** BEGIN Data entries **

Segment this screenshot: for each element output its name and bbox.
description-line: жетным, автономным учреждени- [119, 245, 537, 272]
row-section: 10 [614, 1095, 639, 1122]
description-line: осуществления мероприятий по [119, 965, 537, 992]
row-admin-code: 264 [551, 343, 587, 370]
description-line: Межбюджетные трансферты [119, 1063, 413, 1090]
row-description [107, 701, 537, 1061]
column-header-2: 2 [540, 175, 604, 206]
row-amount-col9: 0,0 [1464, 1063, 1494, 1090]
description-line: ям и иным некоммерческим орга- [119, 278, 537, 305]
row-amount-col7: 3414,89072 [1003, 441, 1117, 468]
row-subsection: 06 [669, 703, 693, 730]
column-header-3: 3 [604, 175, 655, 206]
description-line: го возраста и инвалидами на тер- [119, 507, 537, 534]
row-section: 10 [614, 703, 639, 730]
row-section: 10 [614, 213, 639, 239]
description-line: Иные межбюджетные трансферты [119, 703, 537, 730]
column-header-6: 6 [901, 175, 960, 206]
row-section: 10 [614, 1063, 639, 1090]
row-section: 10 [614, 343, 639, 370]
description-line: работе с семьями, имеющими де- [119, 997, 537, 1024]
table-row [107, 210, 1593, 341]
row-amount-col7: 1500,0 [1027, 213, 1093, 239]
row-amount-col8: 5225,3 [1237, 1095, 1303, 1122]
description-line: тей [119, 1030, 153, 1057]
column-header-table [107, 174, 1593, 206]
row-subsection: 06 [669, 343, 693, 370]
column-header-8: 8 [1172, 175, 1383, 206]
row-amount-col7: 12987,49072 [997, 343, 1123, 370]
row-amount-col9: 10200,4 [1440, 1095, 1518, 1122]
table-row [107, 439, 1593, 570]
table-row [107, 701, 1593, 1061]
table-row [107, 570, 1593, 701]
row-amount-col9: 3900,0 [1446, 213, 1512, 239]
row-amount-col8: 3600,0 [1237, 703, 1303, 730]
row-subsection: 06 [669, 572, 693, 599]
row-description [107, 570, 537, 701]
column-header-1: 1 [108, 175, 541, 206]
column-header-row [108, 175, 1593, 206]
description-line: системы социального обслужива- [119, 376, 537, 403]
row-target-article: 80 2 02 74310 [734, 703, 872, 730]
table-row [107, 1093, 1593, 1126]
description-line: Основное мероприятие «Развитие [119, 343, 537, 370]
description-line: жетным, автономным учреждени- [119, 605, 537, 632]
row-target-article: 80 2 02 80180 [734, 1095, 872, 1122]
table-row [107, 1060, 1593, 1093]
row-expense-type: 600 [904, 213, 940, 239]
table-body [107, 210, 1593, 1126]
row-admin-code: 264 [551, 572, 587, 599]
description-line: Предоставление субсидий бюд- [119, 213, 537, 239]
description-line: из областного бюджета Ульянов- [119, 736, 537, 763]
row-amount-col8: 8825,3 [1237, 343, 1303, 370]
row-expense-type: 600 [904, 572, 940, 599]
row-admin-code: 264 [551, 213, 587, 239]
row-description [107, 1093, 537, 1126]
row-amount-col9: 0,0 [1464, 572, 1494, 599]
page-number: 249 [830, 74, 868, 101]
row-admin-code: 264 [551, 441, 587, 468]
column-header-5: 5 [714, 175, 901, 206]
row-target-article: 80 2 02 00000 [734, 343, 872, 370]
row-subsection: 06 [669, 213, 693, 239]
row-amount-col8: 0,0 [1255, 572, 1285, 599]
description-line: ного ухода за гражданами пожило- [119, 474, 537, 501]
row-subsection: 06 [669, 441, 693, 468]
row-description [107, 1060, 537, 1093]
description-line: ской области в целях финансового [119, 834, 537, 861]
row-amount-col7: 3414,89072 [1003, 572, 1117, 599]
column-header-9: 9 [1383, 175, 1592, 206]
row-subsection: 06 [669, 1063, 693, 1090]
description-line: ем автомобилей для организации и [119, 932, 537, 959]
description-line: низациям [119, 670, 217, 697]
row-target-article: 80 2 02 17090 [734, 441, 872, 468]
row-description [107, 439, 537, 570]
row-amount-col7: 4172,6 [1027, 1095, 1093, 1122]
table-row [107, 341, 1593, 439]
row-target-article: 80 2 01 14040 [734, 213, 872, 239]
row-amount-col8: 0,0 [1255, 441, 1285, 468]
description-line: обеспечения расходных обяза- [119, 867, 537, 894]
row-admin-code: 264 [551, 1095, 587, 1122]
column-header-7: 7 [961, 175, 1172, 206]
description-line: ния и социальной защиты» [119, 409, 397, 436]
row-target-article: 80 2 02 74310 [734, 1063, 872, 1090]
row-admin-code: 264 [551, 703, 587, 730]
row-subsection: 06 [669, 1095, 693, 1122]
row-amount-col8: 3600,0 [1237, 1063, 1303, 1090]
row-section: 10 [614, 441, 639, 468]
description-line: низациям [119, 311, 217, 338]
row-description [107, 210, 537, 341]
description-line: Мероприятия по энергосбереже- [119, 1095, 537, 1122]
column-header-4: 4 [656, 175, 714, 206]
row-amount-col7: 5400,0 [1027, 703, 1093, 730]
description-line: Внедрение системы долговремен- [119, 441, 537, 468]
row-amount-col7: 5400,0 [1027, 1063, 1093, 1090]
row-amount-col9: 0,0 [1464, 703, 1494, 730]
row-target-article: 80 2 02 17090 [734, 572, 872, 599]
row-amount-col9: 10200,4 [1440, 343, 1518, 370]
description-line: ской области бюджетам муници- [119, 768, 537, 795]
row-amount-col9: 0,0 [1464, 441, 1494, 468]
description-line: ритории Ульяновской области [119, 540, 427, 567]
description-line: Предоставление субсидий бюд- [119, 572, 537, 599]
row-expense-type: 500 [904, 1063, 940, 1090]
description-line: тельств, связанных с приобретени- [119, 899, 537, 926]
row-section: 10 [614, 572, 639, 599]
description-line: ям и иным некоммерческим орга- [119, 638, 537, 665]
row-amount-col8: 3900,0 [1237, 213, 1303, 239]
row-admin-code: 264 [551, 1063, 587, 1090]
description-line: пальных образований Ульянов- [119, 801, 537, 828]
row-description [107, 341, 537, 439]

** END Data entries **

◆ **Stated problem**
Output every line of the records above, unchanged and in the same order.

◆ **Answer to the problem**
Segment this screenshot: for each element output its name and bbox.
description-line: жетным, автономным учреждени- [119, 245, 537, 272]
row-section: 10 [614, 1095, 639, 1122]
description-line: осуществления мероприятий по [119, 965, 537, 992]
row-admin-code: 264 [551, 343, 587, 370]
description-line: Межбюджетные трансферты [119, 1063, 413, 1090]
row-description [107, 701, 537, 1061]
column-header-2: 2 [540, 175, 604, 206]
row-amount-col9: 0,0 [1464, 1063, 1494, 1090]
description-line: ям и иным некоммерческим орга- [119, 278, 537, 305]
row-amount-col7: 3414,89072 [1003, 441, 1117, 468]
row-subsection: 06 [669, 703, 693, 730]
column-header-3: 3 [604, 175, 655, 206]
description-line: го возраста и инвалидами на тер- [119, 507, 537, 534]
row-section: 10 [614, 703, 639, 730]
row-section: 10 [614, 213, 639, 239]
description-line: Иные межбюджетные трансферты [119, 703, 537, 730]
column-header-6: 6 [901, 175, 960, 206]
row-section: 10 [614, 1063, 639, 1090]
row-section: 10 [614, 343, 639, 370]
description-line: работе с семьями, имеющими де- [119, 997, 537, 1024]
table-row [107, 210, 1593, 341]
row-amount-col7: 1500,0 [1027, 213, 1093, 239]
row-amount-col8: 5225,3 [1237, 1095, 1303, 1122]
description-line: тей [119, 1030, 153, 1057]
column-header-table [107, 174, 1593, 206]
row-subsection: 06 [669, 343, 693, 370]
column-header-8: 8 [1172, 175, 1383, 206]
row-amount-col7: 12987,49072 [997, 343, 1123, 370]
row-amount-col9: 10200,4 [1440, 1095, 1518, 1122]
table-row [107, 439, 1593, 570]
table-row [107, 701, 1593, 1061]
table-row [107, 570, 1593, 701]
row-amount-col9: 3900,0 [1446, 213, 1512, 239]
row-amount-col8: 3600,0 [1237, 703, 1303, 730]
row-subsection: 06 [669, 572, 693, 599]
row-description [107, 570, 537, 701]
column-header-1: 1 [108, 175, 541, 206]
column-header-row [108, 175, 1593, 206]
description-line: системы социального обслужива- [119, 376, 537, 403]
row-target-article: 80 2 02 74310 [734, 703, 872, 730]
table-row [107, 1093, 1593, 1126]
description-line: Основное мероприятие «Развитие [119, 343, 537, 370]
description-line: жетным, автономным учреждени- [119, 605, 537, 632]
row-target-article: 80 2 02 80180 [734, 1095, 872, 1122]
table-row [107, 1060, 1593, 1093]
row-expense-type: 600 [904, 213, 940, 239]
table-body [107, 210, 1593, 1126]
row-admin-code: 264 [551, 572, 587, 599]
description-line: Предоставление субсидий бюд- [119, 213, 537, 239]
description-line: из областного бюджета Ульянов- [119, 736, 537, 763]
row-amount-col8: 8825,3 [1237, 343, 1303, 370]
row-expense-type: 600 [904, 572, 940, 599]
row-admin-code: 264 [551, 213, 587, 239]
row-description [107, 1093, 537, 1126]
row-amount-col9: 0,0 [1464, 572, 1494, 599]
page-number: 249 [830, 74, 868, 101]
row-admin-code: 264 [551, 441, 587, 468]
column-header-5: 5 [714, 175, 901, 206]
row-target-article: 80 2 02 00000 [734, 343, 872, 370]
row-subsection: 06 [669, 213, 693, 239]
row-amount-col8: 0,0 [1255, 572, 1285, 599]
description-line: ного ухода за гражданами пожило- [119, 474, 537, 501]
row-subsection: 06 [669, 441, 693, 468]
row-description [107, 1060, 537, 1093]
description-line: ской области в целях финансового [119, 834, 537, 861]
row-amount-col7: 3414,89072 [1003, 572, 1117, 599]
column-header-9: 9 [1383, 175, 1592, 206]
row-subsection: 06 [669, 1063, 693, 1090]
description-line: ем автомобилей для организации и [119, 932, 537, 959]
description-line: низациям [119, 670, 217, 697]
row-target-article: 80 2 02 17090 [734, 441, 872, 468]
row-description [107, 439, 537, 570]
row-amount-col7: 4172,6 [1027, 1095, 1093, 1122]
table-row [107, 341, 1593, 439]
row-target-article: 80 2 01 14040 [734, 213, 872, 239]
row-amount-col8: 0,0 [1255, 441, 1285, 468]
description-line: обеспечения расходных обяза- [119, 867, 537, 894]
row-admin-code: 264 [551, 1095, 587, 1122]
column-header-7: 7 [961, 175, 1172, 206]
description-line: ния и социальной защиты» [119, 409, 397, 436]
row-target-article: 80 2 02 74310 [734, 1063, 872, 1090]
row-admin-code: 264 [551, 703, 587, 730]
row-subsection: 06 [669, 1095, 693, 1122]
row-amount-col8: 3600,0 [1237, 1063, 1303, 1090]
row-section: 10 [614, 441, 639, 468]
description-line: низациям [119, 311, 217, 338]
row-description [107, 210, 537, 341]
description-line: Мероприятия по энергосбереже- [119, 1095, 537, 1122]
column-header-4: 4 [656, 175, 714, 206]
row-amount-col7: 5400,0 [1027, 703, 1093, 730]
description-line: Внедрение системы долговремен- [119, 441, 537, 468]
row-amount-col7: 5400,0 [1027, 1063, 1093, 1090]
row-amount-col9: 0,0 [1464, 703, 1494, 730]
row-target-article: 80 2 02 17090 [734, 572, 872, 599]
row-amount-col9: 10200,4 [1440, 343, 1518, 370]
description-line: ской области бюджетам муници- [119, 768, 537, 795]
row-amount-col9: 0,0 [1464, 441, 1494, 468]
description-line: ритории Ульяновской области [119, 540, 427, 567]
description-line: Предоставление субсидий бюд- [119, 572, 537, 599]
row-expense-type: 500 [904, 1063, 940, 1090]
description-line: тельств, связанных с приобретени- [119, 899, 537, 926]
row-section: 10 [614, 572, 639, 599]
description-line: ям и иным некоммерческим орга- [119, 638, 537, 665]
row-amount-col8: 3900,0 [1237, 213, 1303, 239]
row-admin-code: 264 [551, 1063, 587, 1090]
description-line: пальных образований Ульянов- [119, 801, 537, 828]
row-description [107, 341, 537, 439]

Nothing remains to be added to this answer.